▶ _Written instruction_
Transcribe the data in full and exactly, omitting any pictures.

(Dataset rows about figures)

________________

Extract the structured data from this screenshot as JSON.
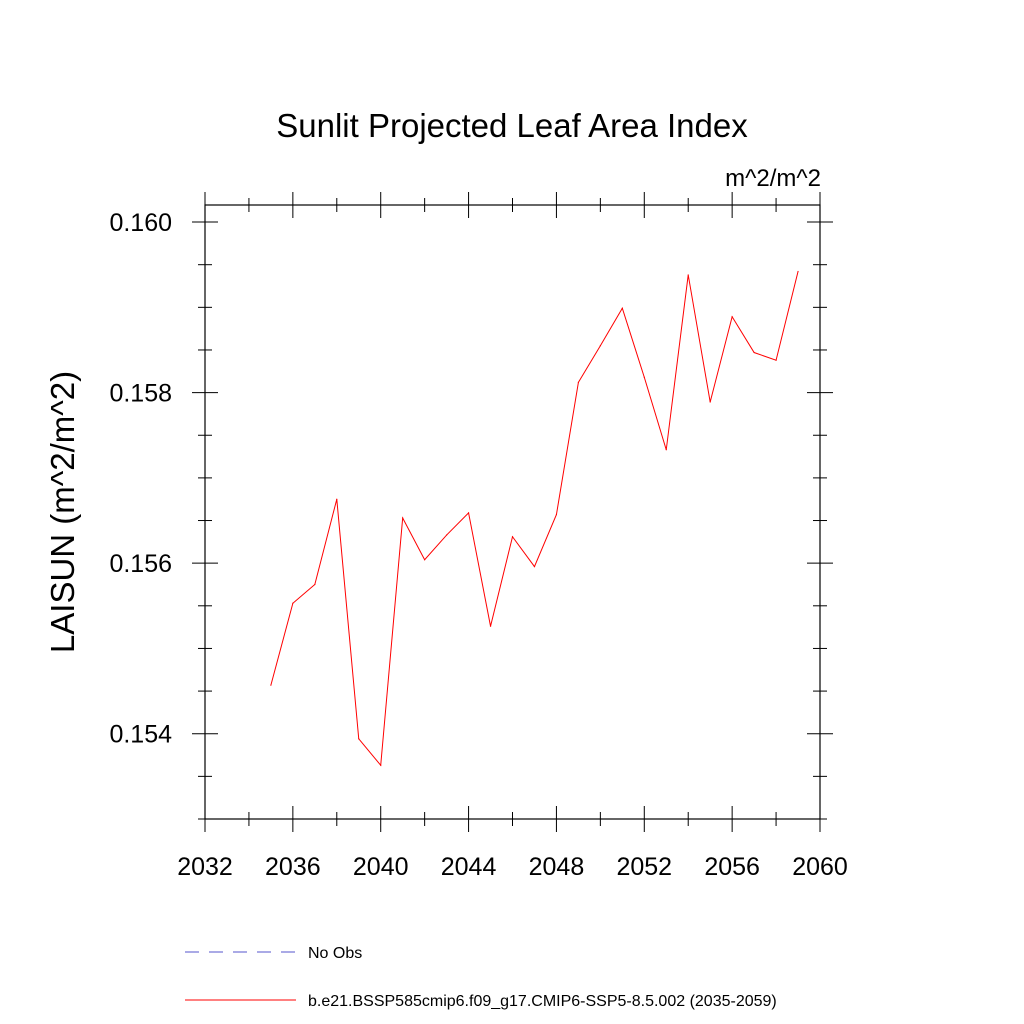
{
  "chart_data": {
    "type": "line",
    "title": "Sunlit Projected Leaf Area Index",
    "units_label": "m^2/m^2",
    "ylabel": "LAISUN  (m^2/m^2)",
    "xlabel": "",
    "xlim": [
      2032,
      2060
    ],
    "ylim": [
      0.153,
      0.1602
    ],
    "x_ticks": [
      2032,
      2036,
      2040,
      2044,
      2048,
      2052,
      2056,
      2060
    ],
    "x_tick_labels": [
      "2032",
      "2036",
      "2040",
      "2044",
      "2048",
      "2052",
      "2056",
      "2060"
    ],
    "y_ticks": [
      0.154,
      0.156,
      0.158,
      0.16
    ],
    "y_tick_labels": [
      "0.154",
      "0.156",
      "0.158",
      "0.160"
    ],
    "grid": false,
    "legend_position": "bottom",
    "series": [
      {
        "name": "b.e21.BSSP585cmip6.f09_g17.CMIP6-SSP5-8.5.002 (2035-2059)",
        "color": "#ff0000",
        "dash": "solid",
        "x": [
          2035,
          2036,
          2037,
          2038,
          2039,
          2040,
          2041,
          2042,
          2043,
          2044,
          2045,
          2046,
          2047,
          2048,
          2049,
          2050,
          2051,
          2052,
          2053,
          2054,
          2055,
          2056,
          2057,
          2058,
          2059
        ],
        "y": [
          0.15457,
          0.15553,
          0.15575,
          0.15675,
          0.15394,
          0.15363,
          0.15653,
          0.15604,
          0.15633,
          0.15659,
          0.15526,
          0.15631,
          0.15596,
          0.15657,
          0.15812,
          0.15855,
          0.15899,
          0.15818,
          0.15733,
          0.15938,
          0.15789,
          0.15889,
          0.15847,
          0.15838,
          0.15942
        ]
      }
    ],
    "legend": [
      {
        "label": "No Obs",
        "color": "#5555cc",
        "dash": "dashed"
      },
      {
        "label": "b.e21.BSSP585cmip6.f09_g17.CMIP6-SSP5-8.5.002 (2035-2059)",
        "color": "#ff0000",
        "dash": "solid"
      }
    ]
  }
}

________________

▶ _Solution for this exercise_
Extract the structured data from this screenshot as JSON.
{
  "chart_data": {
    "type": "line",
    "title": "Sunlit Projected Leaf Area Index",
    "units_label": "m^2/m^2",
    "ylabel": "LAISUN  (m^2/m^2)",
    "xlabel": "",
    "xlim": [
      2032,
      2060
    ],
    "ylim": [
      0.153,
      0.1602
    ],
    "x_ticks": [
      2032,
      2036,
      2040,
      2044,
      2048,
      2052,
      2056,
      2060
    ],
    "x_tick_labels": [
      "2032",
      "2036",
      "2040",
      "2044",
      "2048",
      "2052",
      "2056",
      "2060"
    ],
    "y_ticks": [
      0.154,
      0.156,
      0.158,
      0.16
    ],
    "y_tick_labels": [
      "0.154",
      "0.156",
      "0.158",
      "0.160"
    ],
    "grid": false,
    "legend_position": "bottom",
    "series": [
      {
        "name": "b.e21.BSSP585cmip6.f09_g17.CMIP6-SSP5-8.5.002 (2035-2059)",
        "color": "#ff0000",
        "dash": "solid",
        "x": [
          2035,
          2036,
          2037,
          2038,
          2039,
          2040,
          2041,
          2042,
          2043,
          2044,
          2045,
          2046,
          2047,
          2048,
          2049,
          2050,
          2051,
          2052,
          2053,
          2054,
          2055,
          2056,
          2057,
          2058,
          2059
        ],
        "y": [
          0.15457,
          0.15553,
          0.15575,
          0.15675,
          0.15394,
          0.15363,
          0.15653,
          0.15604,
          0.15633,
          0.15659,
          0.15526,
          0.15631,
          0.15596,
          0.15657,
          0.15812,
          0.15855,
          0.15899,
          0.15818,
          0.15733,
          0.15938,
          0.15789,
          0.15889,
          0.15847,
          0.15838,
          0.15942
        ]
      }
    ],
    "legend": [
      {
        "label": "No Obs",
        "color": "#5555cc",
        "dash": "dashed"
      },
      {
        "label": "b.e21.BSSP585cmip6.f09_g17.CMIP6-SSP5-8.5.002 (2035-2059)",
        "color": "#ff0000",
        "dash": "solid"
      }
    ]
  }
}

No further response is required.